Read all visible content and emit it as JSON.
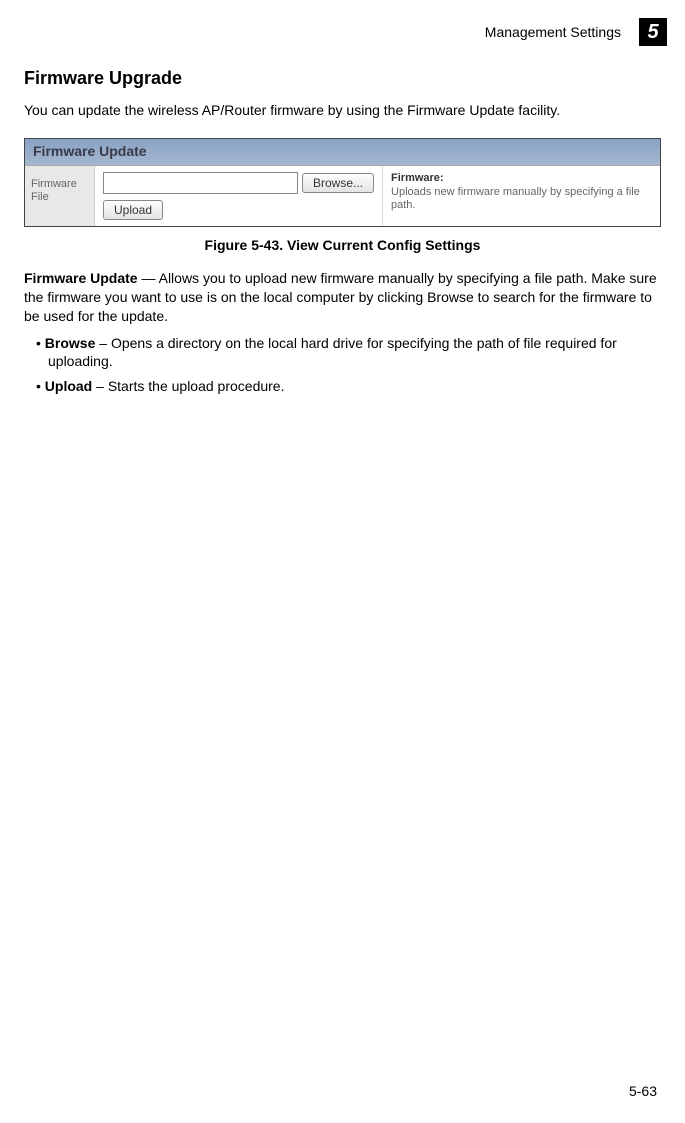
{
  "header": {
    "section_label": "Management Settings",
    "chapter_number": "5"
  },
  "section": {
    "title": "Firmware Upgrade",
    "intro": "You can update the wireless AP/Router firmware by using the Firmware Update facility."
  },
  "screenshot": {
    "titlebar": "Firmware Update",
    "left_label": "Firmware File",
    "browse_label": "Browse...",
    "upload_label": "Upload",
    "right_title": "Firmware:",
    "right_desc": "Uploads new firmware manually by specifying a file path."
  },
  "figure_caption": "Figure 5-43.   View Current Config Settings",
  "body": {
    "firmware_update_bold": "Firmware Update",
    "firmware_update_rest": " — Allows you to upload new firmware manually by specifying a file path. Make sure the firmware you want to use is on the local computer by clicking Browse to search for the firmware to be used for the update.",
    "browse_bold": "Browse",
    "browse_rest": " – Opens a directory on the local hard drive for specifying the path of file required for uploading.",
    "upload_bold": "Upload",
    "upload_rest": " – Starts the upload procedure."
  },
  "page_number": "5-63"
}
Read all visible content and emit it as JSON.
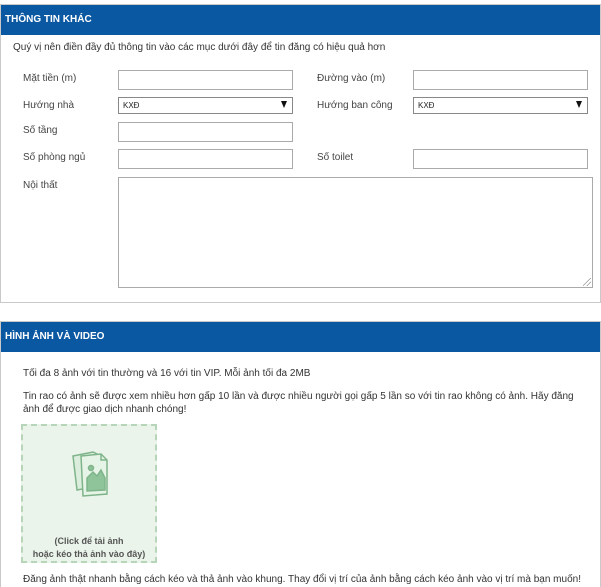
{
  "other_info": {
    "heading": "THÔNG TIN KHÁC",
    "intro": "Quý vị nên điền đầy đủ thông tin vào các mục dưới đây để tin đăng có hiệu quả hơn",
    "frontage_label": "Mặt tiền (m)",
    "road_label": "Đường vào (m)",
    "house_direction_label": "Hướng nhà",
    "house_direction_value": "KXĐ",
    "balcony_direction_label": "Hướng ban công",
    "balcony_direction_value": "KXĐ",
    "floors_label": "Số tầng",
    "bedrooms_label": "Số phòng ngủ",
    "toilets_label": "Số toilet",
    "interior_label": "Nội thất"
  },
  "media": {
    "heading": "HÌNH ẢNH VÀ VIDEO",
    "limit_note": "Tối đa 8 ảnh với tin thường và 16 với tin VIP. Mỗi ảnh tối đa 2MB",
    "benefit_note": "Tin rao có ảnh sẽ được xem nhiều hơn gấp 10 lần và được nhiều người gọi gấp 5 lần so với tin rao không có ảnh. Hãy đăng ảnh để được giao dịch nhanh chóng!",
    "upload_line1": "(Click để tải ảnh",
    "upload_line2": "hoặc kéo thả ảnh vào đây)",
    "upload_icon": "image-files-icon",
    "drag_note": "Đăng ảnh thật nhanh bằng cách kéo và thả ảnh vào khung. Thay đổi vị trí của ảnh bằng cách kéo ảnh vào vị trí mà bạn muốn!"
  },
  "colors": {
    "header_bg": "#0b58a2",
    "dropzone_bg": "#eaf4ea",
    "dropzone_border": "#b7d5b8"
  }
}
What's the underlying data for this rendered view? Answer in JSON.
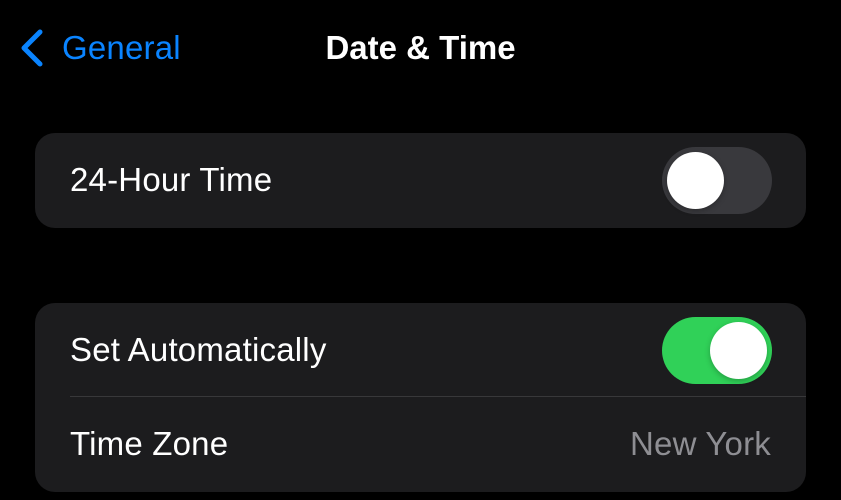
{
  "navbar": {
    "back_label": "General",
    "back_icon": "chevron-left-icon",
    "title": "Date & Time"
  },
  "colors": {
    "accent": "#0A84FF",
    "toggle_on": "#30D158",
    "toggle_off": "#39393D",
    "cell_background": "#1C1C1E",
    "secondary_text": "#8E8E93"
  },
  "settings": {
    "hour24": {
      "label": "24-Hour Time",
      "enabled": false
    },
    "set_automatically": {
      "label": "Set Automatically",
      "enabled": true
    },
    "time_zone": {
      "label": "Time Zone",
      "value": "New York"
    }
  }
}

● ● ●

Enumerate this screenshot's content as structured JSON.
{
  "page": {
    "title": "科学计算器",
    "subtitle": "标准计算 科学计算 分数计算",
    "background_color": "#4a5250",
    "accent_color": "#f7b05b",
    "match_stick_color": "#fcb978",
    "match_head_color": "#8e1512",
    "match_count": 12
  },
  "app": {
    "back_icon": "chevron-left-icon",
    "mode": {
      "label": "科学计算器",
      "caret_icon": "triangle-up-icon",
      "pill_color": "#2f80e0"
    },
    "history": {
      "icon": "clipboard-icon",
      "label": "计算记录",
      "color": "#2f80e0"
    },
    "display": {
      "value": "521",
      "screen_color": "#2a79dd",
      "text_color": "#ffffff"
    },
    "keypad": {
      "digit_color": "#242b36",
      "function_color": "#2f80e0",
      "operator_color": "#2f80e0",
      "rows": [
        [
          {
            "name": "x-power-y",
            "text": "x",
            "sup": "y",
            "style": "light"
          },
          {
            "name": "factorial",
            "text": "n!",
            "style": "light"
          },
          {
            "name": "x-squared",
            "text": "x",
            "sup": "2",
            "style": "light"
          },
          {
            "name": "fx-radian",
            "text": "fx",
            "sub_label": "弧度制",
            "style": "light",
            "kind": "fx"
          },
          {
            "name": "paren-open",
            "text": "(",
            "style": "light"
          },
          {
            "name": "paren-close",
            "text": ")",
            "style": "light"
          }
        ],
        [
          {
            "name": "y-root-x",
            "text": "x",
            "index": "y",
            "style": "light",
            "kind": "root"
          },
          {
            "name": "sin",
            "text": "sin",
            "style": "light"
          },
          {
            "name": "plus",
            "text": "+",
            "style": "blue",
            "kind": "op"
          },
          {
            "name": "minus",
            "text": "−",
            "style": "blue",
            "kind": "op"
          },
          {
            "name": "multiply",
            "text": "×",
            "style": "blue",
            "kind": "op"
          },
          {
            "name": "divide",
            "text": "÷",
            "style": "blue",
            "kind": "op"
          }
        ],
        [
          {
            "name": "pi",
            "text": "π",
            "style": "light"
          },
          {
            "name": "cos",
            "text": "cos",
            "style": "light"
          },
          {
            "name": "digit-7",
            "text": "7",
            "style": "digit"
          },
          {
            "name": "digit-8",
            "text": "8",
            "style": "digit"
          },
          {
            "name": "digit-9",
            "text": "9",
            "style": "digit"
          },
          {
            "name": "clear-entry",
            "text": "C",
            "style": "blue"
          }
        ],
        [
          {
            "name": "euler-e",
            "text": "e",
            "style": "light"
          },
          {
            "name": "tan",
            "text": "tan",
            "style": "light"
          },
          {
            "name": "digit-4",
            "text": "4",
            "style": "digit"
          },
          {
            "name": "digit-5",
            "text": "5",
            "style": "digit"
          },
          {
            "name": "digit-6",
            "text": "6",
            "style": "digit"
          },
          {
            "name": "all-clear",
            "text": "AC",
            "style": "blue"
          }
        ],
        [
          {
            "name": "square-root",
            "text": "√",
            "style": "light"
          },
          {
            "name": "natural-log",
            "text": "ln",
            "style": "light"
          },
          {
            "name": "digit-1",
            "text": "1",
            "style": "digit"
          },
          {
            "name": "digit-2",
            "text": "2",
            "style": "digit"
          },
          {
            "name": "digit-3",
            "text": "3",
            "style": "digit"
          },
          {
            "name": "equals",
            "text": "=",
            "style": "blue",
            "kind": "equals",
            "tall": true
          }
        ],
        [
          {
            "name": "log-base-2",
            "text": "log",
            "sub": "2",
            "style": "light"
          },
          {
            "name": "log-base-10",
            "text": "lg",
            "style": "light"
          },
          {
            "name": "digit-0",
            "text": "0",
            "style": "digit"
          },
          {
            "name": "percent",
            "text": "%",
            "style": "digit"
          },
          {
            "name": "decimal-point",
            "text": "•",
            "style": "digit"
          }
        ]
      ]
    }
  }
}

● ● ●

**Work to do:**
Report how many lines of the entries hold the string "screenshot". Provide the number alone.

**Correct answer:**
2